**** MATERIAL FOR THIS EXERCISE

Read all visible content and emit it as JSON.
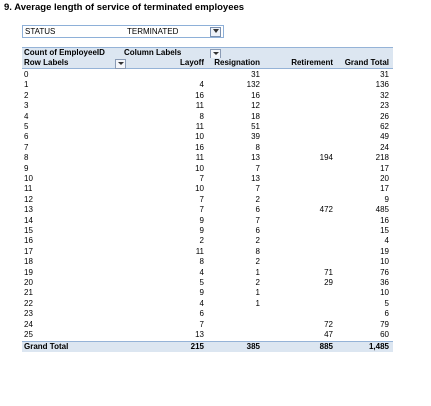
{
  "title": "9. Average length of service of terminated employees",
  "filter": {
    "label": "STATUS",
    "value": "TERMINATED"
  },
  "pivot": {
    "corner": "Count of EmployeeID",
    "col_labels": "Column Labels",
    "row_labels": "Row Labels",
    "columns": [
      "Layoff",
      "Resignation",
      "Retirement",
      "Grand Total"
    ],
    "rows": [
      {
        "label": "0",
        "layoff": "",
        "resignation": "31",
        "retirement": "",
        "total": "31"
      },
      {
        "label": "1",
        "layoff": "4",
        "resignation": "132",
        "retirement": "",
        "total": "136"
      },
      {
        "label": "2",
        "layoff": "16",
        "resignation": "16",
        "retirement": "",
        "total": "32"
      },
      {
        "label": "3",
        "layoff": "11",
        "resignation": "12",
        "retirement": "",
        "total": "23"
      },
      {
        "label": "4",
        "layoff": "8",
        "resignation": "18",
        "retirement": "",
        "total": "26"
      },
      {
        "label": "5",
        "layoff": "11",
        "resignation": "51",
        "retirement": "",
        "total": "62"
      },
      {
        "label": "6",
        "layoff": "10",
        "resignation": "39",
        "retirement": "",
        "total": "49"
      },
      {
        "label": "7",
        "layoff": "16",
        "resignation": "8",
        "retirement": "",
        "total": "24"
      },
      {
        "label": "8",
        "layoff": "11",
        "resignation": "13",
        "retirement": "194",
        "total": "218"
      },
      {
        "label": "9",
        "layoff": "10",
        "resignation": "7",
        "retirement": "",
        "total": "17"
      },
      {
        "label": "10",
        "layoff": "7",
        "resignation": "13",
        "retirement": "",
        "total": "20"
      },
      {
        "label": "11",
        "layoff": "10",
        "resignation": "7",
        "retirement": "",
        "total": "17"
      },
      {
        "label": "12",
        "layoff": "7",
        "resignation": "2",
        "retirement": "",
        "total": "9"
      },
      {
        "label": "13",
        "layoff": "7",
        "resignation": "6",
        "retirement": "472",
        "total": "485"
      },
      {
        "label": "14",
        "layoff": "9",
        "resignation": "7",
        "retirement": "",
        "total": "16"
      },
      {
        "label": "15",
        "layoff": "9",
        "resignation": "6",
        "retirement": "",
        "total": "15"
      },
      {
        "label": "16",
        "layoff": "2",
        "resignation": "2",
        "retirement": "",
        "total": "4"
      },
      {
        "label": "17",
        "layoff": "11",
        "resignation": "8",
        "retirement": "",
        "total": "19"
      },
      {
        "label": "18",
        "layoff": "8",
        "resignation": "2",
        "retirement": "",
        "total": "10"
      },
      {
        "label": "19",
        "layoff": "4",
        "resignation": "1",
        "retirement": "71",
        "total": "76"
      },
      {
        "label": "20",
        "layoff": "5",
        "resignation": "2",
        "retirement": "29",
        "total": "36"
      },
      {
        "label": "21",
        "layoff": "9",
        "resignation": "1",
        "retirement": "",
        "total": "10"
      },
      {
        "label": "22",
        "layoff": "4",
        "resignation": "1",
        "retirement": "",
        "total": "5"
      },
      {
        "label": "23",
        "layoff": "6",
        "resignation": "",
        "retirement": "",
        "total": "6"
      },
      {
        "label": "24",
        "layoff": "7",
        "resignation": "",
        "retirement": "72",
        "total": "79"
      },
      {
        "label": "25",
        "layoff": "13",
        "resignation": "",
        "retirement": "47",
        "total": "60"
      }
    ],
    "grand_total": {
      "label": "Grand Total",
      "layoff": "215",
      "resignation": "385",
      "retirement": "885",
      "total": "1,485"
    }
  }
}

********
**** MATERIAL FOR THIS EXERCISE

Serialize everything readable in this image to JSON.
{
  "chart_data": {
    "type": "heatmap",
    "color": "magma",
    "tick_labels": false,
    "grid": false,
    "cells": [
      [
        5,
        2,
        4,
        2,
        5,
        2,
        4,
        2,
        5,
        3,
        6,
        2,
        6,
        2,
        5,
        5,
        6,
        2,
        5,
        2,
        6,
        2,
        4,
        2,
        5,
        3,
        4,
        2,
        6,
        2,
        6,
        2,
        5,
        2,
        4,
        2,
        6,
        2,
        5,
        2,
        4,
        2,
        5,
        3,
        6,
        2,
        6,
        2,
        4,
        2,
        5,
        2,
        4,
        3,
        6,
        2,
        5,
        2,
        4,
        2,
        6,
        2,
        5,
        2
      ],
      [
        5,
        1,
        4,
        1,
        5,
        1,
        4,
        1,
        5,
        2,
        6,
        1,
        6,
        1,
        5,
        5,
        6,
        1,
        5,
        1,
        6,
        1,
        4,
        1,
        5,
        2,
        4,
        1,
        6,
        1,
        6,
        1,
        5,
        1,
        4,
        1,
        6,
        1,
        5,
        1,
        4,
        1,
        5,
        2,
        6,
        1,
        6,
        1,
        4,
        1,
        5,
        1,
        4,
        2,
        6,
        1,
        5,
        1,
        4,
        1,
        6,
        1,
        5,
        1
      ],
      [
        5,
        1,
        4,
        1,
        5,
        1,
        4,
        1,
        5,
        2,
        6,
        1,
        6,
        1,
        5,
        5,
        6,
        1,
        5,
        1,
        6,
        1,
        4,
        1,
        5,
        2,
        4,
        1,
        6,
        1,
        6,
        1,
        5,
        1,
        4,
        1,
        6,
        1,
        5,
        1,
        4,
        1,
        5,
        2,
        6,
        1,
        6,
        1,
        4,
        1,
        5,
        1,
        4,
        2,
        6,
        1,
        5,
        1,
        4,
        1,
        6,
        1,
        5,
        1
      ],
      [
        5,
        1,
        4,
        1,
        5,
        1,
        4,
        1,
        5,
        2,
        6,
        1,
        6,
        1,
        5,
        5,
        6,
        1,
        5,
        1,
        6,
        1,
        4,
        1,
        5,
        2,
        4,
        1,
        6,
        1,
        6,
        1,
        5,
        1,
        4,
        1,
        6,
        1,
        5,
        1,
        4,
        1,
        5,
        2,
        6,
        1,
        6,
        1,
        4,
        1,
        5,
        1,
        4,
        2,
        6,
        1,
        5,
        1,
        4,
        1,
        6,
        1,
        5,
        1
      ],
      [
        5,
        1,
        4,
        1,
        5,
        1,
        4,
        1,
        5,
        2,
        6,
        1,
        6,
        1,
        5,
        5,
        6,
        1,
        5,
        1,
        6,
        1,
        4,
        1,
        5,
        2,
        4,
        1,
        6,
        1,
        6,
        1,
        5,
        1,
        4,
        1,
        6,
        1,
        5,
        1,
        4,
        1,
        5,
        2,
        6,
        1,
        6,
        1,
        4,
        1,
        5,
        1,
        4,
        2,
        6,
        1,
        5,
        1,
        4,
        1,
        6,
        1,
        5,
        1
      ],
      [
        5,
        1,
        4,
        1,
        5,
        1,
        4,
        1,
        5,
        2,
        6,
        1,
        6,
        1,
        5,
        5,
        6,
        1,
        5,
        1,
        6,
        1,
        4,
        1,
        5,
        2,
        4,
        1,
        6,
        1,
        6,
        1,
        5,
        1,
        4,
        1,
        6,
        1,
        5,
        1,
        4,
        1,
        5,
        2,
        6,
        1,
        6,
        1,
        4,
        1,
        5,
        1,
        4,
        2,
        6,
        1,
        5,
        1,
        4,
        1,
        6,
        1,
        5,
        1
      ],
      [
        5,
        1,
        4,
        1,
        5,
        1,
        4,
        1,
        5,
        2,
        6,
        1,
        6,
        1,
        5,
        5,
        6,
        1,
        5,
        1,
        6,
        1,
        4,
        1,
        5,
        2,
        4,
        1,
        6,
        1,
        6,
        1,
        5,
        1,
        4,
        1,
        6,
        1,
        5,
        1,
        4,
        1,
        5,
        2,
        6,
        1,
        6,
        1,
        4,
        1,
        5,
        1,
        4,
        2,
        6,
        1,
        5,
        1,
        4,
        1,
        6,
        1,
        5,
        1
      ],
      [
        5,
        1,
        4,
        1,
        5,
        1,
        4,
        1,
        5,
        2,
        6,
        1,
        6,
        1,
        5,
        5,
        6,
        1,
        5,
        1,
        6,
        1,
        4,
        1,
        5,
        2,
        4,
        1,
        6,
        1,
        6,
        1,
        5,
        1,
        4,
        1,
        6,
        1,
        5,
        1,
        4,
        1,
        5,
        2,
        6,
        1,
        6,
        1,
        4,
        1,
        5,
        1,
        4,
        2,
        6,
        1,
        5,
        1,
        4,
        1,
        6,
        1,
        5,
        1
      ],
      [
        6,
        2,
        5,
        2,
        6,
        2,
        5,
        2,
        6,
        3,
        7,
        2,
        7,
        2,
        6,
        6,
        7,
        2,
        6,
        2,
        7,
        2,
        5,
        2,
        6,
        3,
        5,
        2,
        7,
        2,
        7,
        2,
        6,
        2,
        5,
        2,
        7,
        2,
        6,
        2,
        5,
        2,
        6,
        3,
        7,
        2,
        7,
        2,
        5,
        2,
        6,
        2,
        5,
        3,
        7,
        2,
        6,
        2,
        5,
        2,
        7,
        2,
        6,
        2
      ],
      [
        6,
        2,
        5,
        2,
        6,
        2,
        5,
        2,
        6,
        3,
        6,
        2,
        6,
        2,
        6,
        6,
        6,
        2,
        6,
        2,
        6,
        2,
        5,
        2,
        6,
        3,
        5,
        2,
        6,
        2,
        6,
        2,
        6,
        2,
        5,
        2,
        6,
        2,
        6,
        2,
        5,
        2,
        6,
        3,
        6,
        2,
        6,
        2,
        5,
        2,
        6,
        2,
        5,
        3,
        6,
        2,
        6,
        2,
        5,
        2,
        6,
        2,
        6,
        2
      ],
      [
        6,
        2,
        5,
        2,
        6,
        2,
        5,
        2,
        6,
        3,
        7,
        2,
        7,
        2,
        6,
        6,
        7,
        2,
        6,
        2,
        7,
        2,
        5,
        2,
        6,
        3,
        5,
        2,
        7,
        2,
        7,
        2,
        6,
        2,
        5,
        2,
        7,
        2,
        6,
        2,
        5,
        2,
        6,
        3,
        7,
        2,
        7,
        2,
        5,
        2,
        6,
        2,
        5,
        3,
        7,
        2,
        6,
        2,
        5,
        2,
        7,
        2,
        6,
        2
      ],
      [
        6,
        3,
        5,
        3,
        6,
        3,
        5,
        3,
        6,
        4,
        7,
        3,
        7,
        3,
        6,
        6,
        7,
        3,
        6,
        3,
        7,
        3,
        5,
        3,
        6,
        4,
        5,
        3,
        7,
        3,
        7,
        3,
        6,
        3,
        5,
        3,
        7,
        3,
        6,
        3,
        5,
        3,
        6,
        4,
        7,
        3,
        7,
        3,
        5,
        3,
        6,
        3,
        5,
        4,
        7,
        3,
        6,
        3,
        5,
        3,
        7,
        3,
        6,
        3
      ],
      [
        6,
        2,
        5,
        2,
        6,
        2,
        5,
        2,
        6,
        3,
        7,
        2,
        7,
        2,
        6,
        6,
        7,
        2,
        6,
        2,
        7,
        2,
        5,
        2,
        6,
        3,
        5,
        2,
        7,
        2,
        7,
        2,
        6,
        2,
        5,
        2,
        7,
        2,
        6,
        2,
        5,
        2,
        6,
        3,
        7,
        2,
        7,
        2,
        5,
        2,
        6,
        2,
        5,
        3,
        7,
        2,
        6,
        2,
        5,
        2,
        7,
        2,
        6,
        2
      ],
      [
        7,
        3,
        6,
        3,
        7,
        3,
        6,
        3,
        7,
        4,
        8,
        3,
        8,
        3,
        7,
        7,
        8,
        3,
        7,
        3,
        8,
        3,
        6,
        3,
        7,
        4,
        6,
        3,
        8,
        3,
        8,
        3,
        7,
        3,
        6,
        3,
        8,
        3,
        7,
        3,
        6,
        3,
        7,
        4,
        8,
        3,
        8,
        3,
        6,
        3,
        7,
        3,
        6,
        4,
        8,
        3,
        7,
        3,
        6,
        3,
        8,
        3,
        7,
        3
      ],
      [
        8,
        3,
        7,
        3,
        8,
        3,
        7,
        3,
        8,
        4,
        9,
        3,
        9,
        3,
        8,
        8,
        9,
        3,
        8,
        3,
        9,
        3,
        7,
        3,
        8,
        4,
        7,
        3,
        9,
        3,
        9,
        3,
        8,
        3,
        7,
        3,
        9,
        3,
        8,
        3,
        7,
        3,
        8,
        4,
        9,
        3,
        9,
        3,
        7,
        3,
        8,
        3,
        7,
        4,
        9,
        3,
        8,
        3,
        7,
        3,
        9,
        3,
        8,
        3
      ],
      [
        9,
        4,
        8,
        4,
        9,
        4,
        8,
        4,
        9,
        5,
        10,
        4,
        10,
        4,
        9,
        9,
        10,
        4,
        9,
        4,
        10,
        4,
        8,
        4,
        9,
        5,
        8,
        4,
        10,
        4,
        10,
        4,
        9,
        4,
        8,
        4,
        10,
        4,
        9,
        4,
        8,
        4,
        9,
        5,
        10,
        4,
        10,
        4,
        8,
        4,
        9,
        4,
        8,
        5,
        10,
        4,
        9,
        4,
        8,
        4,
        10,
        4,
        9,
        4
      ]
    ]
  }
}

********

### [STATED TASK]
Extract each line holding the word "JSON" from the records.

### [RESPONSE]
Read all visible content and emit it as JSON.
Serialize everything readable in this image to JSON.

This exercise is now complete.